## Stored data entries
• • •

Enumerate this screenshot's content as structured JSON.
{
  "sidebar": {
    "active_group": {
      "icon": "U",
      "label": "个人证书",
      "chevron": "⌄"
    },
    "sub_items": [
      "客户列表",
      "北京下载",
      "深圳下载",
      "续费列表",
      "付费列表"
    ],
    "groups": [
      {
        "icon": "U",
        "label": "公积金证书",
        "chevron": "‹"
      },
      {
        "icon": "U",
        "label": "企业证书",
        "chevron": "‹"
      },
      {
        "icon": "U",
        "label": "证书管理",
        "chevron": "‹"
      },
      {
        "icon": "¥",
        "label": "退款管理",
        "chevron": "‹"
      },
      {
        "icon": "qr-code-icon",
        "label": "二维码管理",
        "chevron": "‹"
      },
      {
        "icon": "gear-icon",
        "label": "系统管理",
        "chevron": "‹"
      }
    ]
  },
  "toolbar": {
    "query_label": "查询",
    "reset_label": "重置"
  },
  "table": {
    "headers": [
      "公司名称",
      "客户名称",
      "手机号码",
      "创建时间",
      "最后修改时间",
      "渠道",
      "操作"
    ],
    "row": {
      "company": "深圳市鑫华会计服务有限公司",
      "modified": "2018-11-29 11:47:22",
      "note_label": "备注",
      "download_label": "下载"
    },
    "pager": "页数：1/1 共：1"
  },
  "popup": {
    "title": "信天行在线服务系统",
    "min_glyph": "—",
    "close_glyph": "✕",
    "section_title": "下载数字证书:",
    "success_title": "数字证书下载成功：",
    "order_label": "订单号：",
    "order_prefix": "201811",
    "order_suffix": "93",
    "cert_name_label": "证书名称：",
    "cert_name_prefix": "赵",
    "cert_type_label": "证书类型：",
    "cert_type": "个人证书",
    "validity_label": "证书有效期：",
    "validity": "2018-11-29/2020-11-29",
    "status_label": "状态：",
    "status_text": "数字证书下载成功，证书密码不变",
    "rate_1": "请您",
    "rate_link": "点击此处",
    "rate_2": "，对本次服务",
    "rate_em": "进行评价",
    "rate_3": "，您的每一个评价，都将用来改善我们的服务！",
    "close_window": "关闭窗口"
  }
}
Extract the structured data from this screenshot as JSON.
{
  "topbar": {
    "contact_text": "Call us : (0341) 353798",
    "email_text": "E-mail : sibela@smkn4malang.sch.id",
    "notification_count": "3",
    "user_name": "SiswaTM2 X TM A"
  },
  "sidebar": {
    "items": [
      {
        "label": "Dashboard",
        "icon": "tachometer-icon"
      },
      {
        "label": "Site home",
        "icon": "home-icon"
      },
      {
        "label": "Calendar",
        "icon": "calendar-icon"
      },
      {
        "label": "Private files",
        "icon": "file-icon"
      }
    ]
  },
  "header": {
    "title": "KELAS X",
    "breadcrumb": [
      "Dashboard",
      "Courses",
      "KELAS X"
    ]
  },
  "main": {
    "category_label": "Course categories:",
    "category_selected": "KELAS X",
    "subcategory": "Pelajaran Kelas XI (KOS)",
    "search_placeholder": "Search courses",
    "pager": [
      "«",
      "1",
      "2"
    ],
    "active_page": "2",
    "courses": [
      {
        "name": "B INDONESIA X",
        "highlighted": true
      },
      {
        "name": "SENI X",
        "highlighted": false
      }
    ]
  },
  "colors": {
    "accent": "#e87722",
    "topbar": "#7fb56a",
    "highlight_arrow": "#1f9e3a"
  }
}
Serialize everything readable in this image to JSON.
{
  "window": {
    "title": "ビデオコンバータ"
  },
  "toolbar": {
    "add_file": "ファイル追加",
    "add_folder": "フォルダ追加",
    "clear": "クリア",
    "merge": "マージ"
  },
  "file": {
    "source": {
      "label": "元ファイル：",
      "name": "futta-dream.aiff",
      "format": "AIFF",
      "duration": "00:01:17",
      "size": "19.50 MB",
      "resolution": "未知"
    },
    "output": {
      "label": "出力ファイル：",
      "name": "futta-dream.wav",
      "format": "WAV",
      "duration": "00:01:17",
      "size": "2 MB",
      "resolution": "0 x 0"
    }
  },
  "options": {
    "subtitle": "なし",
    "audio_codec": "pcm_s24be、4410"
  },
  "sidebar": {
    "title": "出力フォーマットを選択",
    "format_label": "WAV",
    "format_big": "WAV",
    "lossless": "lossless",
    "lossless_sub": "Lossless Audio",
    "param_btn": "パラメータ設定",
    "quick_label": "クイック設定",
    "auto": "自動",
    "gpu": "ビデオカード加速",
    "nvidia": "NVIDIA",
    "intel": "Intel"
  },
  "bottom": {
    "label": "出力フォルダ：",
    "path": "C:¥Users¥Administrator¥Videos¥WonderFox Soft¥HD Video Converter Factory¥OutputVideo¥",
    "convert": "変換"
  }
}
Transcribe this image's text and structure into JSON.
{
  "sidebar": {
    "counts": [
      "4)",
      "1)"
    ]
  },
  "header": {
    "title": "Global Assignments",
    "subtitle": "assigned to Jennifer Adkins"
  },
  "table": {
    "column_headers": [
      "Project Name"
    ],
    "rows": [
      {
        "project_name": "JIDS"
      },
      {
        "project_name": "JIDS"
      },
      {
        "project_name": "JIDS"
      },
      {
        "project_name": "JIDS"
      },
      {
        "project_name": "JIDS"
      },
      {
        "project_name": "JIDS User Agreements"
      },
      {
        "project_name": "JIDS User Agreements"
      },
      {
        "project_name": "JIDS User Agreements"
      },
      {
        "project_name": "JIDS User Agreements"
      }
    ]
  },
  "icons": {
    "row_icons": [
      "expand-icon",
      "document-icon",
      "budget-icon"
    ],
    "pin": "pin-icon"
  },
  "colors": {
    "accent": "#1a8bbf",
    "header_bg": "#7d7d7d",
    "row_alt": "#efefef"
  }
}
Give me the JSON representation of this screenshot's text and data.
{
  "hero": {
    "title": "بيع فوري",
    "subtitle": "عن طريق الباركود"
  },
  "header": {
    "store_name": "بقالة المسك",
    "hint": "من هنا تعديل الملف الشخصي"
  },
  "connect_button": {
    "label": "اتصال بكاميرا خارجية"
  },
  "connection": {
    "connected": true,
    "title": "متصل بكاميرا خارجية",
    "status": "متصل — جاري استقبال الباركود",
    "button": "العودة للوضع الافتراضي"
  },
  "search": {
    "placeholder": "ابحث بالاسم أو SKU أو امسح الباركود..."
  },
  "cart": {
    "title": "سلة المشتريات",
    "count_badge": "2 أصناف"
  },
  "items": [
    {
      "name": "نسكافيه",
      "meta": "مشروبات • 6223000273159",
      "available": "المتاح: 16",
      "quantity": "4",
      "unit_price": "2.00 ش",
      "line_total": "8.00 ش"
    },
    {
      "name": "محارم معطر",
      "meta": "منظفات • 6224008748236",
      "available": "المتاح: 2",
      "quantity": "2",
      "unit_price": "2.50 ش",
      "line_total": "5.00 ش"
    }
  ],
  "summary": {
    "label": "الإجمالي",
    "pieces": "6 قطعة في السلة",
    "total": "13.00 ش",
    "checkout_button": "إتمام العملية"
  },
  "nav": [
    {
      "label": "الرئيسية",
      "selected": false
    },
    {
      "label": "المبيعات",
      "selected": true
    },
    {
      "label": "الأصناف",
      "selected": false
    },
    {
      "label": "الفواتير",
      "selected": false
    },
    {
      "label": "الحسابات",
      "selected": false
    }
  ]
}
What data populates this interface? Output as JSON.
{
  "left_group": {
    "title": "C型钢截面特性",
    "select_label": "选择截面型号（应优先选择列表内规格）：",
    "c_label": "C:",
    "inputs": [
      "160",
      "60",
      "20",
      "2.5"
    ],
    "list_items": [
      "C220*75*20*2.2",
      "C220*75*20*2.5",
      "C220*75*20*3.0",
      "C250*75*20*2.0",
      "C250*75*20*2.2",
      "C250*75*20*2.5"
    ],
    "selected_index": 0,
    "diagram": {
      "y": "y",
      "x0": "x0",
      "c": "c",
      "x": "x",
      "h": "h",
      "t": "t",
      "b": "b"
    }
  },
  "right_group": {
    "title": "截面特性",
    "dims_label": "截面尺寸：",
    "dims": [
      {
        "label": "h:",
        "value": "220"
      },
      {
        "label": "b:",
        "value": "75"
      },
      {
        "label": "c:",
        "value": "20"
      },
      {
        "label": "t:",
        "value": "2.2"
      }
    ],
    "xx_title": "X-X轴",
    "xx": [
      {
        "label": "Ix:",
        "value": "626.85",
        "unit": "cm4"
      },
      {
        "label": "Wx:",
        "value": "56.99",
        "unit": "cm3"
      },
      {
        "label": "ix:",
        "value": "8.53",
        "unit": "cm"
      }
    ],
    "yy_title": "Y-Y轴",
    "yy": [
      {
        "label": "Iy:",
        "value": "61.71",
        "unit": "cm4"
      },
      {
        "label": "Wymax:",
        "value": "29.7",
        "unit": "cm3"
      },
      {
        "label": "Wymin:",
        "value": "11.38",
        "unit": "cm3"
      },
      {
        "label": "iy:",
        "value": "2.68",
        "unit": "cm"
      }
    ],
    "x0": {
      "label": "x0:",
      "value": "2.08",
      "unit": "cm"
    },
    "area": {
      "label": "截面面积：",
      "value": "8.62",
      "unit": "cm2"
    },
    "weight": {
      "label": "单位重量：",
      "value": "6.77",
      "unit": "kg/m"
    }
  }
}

• • •

## GIVEN INSTRUCTION
From the data above, copy out every line with the string "subtitle" in it.

## REPLY
    "subtitle": "なし",
    "subtitle": "assigned to Jennifer Adkins"
    "subtitle": "عن طريق الباركود"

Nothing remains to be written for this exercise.